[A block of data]
....
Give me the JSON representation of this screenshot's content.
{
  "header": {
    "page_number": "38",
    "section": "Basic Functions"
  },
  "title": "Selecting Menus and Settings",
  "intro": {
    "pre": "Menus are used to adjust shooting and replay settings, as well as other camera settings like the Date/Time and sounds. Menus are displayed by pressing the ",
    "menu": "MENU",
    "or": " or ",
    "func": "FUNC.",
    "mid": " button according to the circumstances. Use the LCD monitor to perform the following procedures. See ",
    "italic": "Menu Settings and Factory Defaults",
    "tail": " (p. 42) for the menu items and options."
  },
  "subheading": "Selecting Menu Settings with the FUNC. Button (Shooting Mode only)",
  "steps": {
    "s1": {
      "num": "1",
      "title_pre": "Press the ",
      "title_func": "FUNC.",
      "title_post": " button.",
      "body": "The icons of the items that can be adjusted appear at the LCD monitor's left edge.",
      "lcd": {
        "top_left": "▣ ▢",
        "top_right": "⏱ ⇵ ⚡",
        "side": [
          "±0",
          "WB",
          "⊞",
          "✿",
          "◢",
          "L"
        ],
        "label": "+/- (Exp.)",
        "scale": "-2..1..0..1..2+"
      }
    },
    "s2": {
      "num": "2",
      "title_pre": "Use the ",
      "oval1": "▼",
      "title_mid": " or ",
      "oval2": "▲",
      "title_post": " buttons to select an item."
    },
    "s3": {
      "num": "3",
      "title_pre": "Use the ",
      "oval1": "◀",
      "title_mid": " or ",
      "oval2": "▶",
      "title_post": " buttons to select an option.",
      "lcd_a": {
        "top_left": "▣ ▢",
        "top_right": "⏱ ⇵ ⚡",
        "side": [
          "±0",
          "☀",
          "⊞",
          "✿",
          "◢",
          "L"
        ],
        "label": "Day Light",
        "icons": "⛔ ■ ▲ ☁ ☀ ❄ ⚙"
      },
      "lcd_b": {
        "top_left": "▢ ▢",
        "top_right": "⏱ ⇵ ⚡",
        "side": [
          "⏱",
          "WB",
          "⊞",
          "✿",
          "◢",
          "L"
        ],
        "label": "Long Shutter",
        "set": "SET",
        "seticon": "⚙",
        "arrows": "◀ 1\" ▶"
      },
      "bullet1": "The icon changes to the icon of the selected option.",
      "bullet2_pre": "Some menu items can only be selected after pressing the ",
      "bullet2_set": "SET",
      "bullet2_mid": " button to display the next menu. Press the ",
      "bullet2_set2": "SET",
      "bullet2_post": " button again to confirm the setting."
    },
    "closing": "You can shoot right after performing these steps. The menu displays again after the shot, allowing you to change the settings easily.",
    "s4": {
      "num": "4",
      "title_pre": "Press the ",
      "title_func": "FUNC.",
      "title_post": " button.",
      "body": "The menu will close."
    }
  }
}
....
**What to do**
Send back every record, precisely as written.

**Reply to the task**
Give me the JSON representation of this screenshot's content.
{
  "header": {
    "page_number": "38",
    "section": "Basic Functions"
  },
  "title": "Selecting Menus and Settings",
  "intro": {
    "pre": "Menus are used to adjust shooting and replay settings, as well as other camera settings like the Date/Time and sounds. Menus are displayed by pressing the ",
    "menu": "MENU",
    "or": " or ",
    "func": "FUNC.",
    "mid": " button according to the circumstances. Use the LCD monitor to perform the following procedures. See ",
    "italic": "Menu Settings and Factory Defaults",
    "tail": " (p. 42) for the menu items and options."
  },
  "subheading": "Selecting Menu Settings with the FUNC. Button (Shooting Mode only)",
  "steps": {
    "s1": {
      "num": "1",
      "title_pre": "Press the ",
      "title_func": "FUNC.",
      "title_post": " button.",
      "body": "The icons of the items that can be adjusted appear at the LCD monitor's left edge.",
      "lcd": {
        "top_left": "▣ ▢",
        "top_right": "⏱ ⇵ ⚡",
        "side": [
          "±0",
          "WB",
          "⊞",
          "✿",
          "◢",
          "L"
        ],
        "label": "+/- (Exp.)",
        "scale": "-2..1..0..1..2+"
      }
    },
    "s2": {
      "num": "2",
      "title_pre": "Use the ",
      "oval1": "▼",
      "title_mid": " or ",
      "oval2": "▲",
      "title_post": " buttons to select an item."
    },
    "s3": {
      "num": "3",
      "title_pre": "Use the ",
      "oval1": "◀",
      "title_mid": " or ",
      "oval2": "▶",
      "title_post": " buttons to select an option.",
      "lcd_a": {
        "top_left": "▣ ▢",
        "top_right": "⏱ ⇵ ⚡",
        "side": [
          "±0",
          "☀",
          "⊞",
          "✿",
          "◢",
          "L"
        ],
        "label": "Day Light",
        "icons": "⛔ ■ ▲ ☁ ☀ ❄ ⚙"
      },
      "lcd_b": {
        "top_left": "▢ ▢",
        "top_right": "⏱ ⇵ ⚡",
        "side": [
          "⏱",
          "WB",
          "⊞",
          "✿",
          "◢",
          "L"
        ],
        "label": "Long Shutter",
        "set": "SET",
        "seticon": "⚙",
        "arrows": "◀ 1\" ▶"
      },
      "bullet1": "The icon changes to the icon of the selected option.",
      "bullet2_pre": "Some menu items can only be selected after pressing the ",
      "bullet2_set": "SET",
      "bullet2_mid": " button to display the next menu. Press the ",
      "bullet2_set2": "SET",
      "bullet2_post": " button again to confirm the setting."
    },
    "closing": "You can shoot right after performing these steps. The menu displays again after the shot, allowing you to change the settings easily.",
    "s4": {
      "num": "4",
      "title_pre": "Press the ",
      "title_func": "FUNC.",
      "title_post": " button.",
      "body": "The menu will close."
    }
  }
}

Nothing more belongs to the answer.